▶ **EXERCISE DETAILS**
Restate every entry word for word.

**** PROVIDED INFORMATION ****

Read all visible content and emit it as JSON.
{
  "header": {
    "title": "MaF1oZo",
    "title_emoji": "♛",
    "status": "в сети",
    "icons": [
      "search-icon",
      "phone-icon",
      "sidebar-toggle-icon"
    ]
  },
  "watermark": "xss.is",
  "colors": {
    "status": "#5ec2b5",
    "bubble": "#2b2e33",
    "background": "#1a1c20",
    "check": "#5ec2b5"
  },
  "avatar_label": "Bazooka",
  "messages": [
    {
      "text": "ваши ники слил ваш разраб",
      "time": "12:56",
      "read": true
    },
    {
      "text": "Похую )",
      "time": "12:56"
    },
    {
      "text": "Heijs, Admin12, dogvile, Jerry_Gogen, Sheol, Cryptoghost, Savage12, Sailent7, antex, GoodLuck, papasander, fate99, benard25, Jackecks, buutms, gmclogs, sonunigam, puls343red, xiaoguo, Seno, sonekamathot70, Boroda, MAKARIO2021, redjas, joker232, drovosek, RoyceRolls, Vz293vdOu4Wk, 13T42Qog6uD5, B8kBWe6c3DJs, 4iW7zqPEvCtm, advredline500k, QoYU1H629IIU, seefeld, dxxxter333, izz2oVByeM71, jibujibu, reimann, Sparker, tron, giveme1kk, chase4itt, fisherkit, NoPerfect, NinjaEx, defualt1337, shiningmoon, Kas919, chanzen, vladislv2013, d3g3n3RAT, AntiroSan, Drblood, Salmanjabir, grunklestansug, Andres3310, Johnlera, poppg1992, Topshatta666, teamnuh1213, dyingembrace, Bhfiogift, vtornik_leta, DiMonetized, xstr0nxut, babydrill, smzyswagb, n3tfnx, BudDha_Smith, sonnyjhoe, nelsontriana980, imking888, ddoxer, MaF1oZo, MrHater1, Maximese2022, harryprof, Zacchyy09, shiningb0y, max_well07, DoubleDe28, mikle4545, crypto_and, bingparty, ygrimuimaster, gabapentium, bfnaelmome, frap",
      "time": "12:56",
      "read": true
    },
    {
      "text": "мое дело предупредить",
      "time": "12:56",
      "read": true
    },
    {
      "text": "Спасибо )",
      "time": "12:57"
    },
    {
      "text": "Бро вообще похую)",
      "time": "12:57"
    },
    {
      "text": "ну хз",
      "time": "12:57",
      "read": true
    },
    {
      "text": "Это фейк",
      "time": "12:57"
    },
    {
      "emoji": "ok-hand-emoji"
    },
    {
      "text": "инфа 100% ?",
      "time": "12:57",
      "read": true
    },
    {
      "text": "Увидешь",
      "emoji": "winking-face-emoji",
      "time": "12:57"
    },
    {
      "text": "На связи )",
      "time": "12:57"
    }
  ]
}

****

▶ **SOLUTION FOR THIS PROBLEM**
Read all visible content and emit it as JSON.
{
  "header": {
    "title": "MaF1oZo",
    "title_emoji": "♛",
    "status": "в сети",
    "icons": [
      "search-icon",
      "phone-icon",
      "sidebar-toggle-icon"
    ]
  },
  "watermark": "xss.is",
  "colors": {
    "status": "#5ec2b5",
    "bubble": "#2b2e33",
    "background": "#1a1c20",
    "check": "#5ec2b5"
  },
  "avatar_label": "Bazooka",
  "messages": [
    {
      "text": "ваши ники слил ваш разраб",
      "time": "12:56",
      "read": true
    },
    {
      "text": "Похую )",
      "time": "12:56"
    },
    {
      "text": "Heijs, Admin12, dogvile, Jerry_Gogen, Sheol, Cryptoghost, Savage12, Sailent7, antex, GoodLuck, papasander, fate99, benard25, Jackecks, buutms, gmclogs, sonunigam, puls343red, xiaoguo, Seno, sonekamathot70, Boroda, MAKARIO2021, redjas, joker232, drovosek, RoyceRolls, Vz293vdOu4Wk, 13T42Qog6uD5, B8kBWe6c3DJs, 4iW7zqPEvCtm, advredline500k, QoYU1H629IIU, seefeld, dxxxter333, izz2oVByeM71, jibujibu, reimann, Sparker, tron, giveme1kk, chase4itt, fisherkit, NoPerfect, NinjaEx, defualt1337, shiningmoon, Kas919, chanzen, vladislv2013, d3g3n3RAT, AntiroSan, Drblood, Salmanjabir, grunklestansug, Andres3310, Johnlera, poppg1992, Topshatta666, teamnuh1213, dyingembrace, Bhfiogift, vtornik_leta, DiMonetized, xstr0nxut, babydrill, smzyswagb, n3tfnx, BudDha_Smith, sonnyjhoe, nelsontriana980, imking888, ddoxer, MaF1oZo, MrHater1, Maximese2022, harryprof, Zacchyy09, shiningb0y, max_well07, DoubleDe28, mikle4545, crypto_and, bingparty, ygrimuimaster, gabapentium, bfnaelmome, frap",
      "time": "12:56",
      "read": true
    },
    {
      "text": "мое дело предупредить",
      "time": "12:56",
      "read": true
    },
    {
      "text": "Спасибо )",
      "time": "12:57"
    },
    {
      "text": "Бро вообще похую)",
      "time": "12:57"
    },
    {
      "text": "ну хз",
      "time": "12:57",
      "read": true
    },
    {
      "text": "Это фейк",
      "time": "12:57"
    },
    {
      "emoji": "ok-hand-emoji"
    },
    {
      "text": "инфа 100% ?",
      "time": "12:57",
      "read": true
    },
    {
      "text": "Увидешь",
      "emoji": "winking-face-emoji",
      "time": "12:57"
    },
    {
      "text": "На связи )",
      "time": "12:57"
    }
  ]
}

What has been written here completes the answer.